## DIRECTION:
Can you print the entries verbatim, from the first line down to and including the line with "glossary-term: Command: [12, 144, 38, 151]"?

BEGIN SUPPLIED RECORDS

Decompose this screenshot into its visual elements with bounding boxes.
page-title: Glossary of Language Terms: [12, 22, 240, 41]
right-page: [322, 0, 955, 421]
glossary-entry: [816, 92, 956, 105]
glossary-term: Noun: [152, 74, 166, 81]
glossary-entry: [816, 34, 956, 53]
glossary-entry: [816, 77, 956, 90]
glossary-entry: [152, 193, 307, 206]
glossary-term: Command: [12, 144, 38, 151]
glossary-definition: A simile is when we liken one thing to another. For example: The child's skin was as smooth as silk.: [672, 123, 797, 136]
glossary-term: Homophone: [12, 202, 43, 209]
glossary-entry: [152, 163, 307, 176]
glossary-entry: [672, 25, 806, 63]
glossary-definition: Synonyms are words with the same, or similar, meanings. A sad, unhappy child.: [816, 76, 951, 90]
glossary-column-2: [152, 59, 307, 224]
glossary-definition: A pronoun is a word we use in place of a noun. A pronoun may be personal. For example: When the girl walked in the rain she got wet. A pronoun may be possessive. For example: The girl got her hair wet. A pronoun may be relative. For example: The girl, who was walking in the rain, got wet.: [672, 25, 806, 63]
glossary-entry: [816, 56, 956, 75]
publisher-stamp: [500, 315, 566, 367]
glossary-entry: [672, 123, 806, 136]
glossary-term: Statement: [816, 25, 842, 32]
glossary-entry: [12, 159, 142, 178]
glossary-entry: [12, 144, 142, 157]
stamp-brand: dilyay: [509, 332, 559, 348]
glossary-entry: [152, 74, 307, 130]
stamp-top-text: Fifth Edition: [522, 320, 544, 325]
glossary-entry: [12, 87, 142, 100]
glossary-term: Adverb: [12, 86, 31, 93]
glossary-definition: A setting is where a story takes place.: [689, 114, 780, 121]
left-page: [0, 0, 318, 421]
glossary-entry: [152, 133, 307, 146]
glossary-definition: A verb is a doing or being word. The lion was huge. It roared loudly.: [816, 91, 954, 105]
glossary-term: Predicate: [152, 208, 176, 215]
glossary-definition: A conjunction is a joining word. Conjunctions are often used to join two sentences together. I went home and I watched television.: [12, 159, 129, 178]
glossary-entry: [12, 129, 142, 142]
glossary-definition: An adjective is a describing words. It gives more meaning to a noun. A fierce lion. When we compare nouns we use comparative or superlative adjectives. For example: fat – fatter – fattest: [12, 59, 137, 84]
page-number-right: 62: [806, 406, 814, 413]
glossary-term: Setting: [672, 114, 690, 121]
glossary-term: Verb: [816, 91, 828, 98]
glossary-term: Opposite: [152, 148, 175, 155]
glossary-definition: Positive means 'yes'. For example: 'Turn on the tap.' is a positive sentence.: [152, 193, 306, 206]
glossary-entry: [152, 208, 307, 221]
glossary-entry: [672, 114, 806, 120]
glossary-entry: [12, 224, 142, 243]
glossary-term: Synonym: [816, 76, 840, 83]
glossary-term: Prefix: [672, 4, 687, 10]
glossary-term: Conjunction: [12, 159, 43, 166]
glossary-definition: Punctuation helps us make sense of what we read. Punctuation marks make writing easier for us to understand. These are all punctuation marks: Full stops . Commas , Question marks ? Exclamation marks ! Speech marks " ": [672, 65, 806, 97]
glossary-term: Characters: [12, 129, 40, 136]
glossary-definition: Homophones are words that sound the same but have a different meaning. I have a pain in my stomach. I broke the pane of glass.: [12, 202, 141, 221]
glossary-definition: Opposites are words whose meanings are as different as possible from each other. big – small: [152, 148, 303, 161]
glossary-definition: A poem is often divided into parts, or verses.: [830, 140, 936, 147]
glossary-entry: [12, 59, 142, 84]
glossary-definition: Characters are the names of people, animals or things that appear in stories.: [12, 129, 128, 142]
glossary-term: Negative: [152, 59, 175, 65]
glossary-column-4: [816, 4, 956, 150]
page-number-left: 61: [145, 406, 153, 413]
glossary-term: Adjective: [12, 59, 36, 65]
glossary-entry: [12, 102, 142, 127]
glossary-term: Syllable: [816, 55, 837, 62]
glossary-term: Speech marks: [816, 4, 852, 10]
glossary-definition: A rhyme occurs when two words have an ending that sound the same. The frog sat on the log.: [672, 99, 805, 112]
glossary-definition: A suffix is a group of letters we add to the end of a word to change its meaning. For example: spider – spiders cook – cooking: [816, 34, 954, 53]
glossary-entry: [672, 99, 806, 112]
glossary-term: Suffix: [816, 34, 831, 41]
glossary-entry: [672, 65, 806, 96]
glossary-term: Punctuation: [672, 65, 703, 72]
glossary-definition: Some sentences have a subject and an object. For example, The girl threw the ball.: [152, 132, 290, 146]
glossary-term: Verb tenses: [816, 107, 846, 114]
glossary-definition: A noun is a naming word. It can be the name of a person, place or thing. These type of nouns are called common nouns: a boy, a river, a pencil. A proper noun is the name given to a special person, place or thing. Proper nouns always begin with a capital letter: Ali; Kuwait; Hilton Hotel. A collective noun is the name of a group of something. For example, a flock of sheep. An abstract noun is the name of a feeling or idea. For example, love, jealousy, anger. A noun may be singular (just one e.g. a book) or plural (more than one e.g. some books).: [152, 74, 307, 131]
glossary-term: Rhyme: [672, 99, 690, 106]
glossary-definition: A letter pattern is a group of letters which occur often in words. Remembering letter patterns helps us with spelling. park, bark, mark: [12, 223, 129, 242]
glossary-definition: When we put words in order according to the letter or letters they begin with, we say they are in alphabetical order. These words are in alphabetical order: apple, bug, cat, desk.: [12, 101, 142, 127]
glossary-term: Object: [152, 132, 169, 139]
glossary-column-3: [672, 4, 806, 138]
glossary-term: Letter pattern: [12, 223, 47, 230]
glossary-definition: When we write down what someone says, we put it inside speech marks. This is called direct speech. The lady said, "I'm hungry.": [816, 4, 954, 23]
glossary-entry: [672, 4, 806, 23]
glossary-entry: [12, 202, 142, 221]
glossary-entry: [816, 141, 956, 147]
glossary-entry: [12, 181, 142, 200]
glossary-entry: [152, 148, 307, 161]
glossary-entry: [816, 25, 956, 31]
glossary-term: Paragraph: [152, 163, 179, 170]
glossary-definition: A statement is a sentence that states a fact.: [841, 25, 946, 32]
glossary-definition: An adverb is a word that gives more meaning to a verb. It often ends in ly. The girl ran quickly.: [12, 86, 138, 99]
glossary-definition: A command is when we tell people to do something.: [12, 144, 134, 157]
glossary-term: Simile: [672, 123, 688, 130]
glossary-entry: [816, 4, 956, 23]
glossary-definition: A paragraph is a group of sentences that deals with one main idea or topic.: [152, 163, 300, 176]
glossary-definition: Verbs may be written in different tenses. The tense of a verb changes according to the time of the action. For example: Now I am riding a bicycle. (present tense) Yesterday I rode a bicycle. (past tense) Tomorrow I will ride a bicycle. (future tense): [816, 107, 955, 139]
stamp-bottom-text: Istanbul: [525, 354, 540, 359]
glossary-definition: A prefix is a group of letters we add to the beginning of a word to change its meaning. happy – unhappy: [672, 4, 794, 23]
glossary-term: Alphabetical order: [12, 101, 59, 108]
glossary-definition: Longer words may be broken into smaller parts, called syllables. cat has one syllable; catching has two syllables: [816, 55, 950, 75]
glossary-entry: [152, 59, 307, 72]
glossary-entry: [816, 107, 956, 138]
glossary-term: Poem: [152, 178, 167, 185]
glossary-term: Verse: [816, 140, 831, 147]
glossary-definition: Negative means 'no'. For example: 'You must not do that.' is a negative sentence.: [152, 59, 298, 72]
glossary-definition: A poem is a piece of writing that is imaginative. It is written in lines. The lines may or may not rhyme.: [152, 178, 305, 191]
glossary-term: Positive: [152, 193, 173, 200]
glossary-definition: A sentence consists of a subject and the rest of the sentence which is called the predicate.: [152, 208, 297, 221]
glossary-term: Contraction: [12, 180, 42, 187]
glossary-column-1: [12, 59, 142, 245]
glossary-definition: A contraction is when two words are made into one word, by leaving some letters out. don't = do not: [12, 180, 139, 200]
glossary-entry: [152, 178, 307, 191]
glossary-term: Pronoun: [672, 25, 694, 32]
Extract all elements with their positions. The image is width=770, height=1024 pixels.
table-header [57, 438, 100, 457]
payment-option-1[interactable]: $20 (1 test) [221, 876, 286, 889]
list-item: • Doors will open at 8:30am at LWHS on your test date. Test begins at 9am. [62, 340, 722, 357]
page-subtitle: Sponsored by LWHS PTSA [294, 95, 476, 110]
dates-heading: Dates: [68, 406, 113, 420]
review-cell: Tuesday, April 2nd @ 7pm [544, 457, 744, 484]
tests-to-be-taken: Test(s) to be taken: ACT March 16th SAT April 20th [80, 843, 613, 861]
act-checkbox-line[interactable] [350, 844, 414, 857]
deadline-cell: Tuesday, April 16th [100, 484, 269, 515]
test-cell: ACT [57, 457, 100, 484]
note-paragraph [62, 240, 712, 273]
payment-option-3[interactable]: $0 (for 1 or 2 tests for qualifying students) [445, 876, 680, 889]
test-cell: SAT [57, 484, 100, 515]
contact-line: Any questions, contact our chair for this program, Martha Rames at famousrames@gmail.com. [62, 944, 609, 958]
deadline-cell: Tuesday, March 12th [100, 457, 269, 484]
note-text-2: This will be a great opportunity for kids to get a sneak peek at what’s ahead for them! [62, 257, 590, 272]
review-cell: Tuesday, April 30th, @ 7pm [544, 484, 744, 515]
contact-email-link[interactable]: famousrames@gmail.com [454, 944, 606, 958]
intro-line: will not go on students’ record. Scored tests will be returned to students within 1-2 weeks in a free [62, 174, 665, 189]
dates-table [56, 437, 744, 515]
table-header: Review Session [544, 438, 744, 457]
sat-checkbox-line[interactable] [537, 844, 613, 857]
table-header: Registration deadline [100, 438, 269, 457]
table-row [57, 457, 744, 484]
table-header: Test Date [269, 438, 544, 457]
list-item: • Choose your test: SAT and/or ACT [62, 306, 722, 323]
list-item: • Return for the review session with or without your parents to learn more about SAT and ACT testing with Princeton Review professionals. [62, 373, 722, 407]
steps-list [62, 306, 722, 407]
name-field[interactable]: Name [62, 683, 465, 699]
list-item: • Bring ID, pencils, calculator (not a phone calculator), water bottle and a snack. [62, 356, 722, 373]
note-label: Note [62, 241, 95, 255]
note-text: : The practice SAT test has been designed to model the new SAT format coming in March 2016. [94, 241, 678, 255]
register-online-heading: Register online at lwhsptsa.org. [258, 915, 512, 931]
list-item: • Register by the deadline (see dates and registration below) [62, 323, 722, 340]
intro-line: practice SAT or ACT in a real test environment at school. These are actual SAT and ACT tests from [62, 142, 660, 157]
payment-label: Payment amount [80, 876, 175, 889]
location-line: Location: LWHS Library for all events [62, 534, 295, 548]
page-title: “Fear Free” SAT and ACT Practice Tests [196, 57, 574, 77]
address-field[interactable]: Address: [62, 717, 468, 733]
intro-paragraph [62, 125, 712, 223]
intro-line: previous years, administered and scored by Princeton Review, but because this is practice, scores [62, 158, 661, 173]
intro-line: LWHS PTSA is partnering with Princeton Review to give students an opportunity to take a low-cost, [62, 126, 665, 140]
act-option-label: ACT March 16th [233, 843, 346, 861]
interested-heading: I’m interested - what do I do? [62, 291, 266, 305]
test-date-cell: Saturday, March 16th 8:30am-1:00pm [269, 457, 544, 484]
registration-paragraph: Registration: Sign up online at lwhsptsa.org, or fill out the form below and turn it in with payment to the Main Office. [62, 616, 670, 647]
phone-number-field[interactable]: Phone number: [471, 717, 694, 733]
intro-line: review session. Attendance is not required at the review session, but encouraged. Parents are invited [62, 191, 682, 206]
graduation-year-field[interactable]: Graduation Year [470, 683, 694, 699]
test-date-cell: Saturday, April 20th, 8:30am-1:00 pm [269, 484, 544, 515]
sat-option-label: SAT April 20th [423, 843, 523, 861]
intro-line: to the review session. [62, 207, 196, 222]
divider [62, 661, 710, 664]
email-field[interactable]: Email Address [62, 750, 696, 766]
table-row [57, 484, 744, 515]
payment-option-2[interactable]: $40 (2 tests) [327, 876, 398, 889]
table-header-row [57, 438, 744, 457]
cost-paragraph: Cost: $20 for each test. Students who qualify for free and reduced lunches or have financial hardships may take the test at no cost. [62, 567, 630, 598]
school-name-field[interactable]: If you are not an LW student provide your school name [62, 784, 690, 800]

END SUPPLIED RECORDS

## WRITTEN RESPONSE:
Decompose this screenshot into its visual elements with bounding boxes.
page-title: Glossary of Language Terms: [12, 22, 240, 41]
right-page: [322, 0, 955, 421]
glossary-entry: [816, 92, 956, 105]
glossary-term: Noun: [152, 74, 166, 81]
glossary-entry: [816, 34, 956, 53]
glossary-entry: [816, 77, 956, 90]
glossary-entry: [152, 193, 307, 206]
glossary-term: Command: [12, 144, 38, 151]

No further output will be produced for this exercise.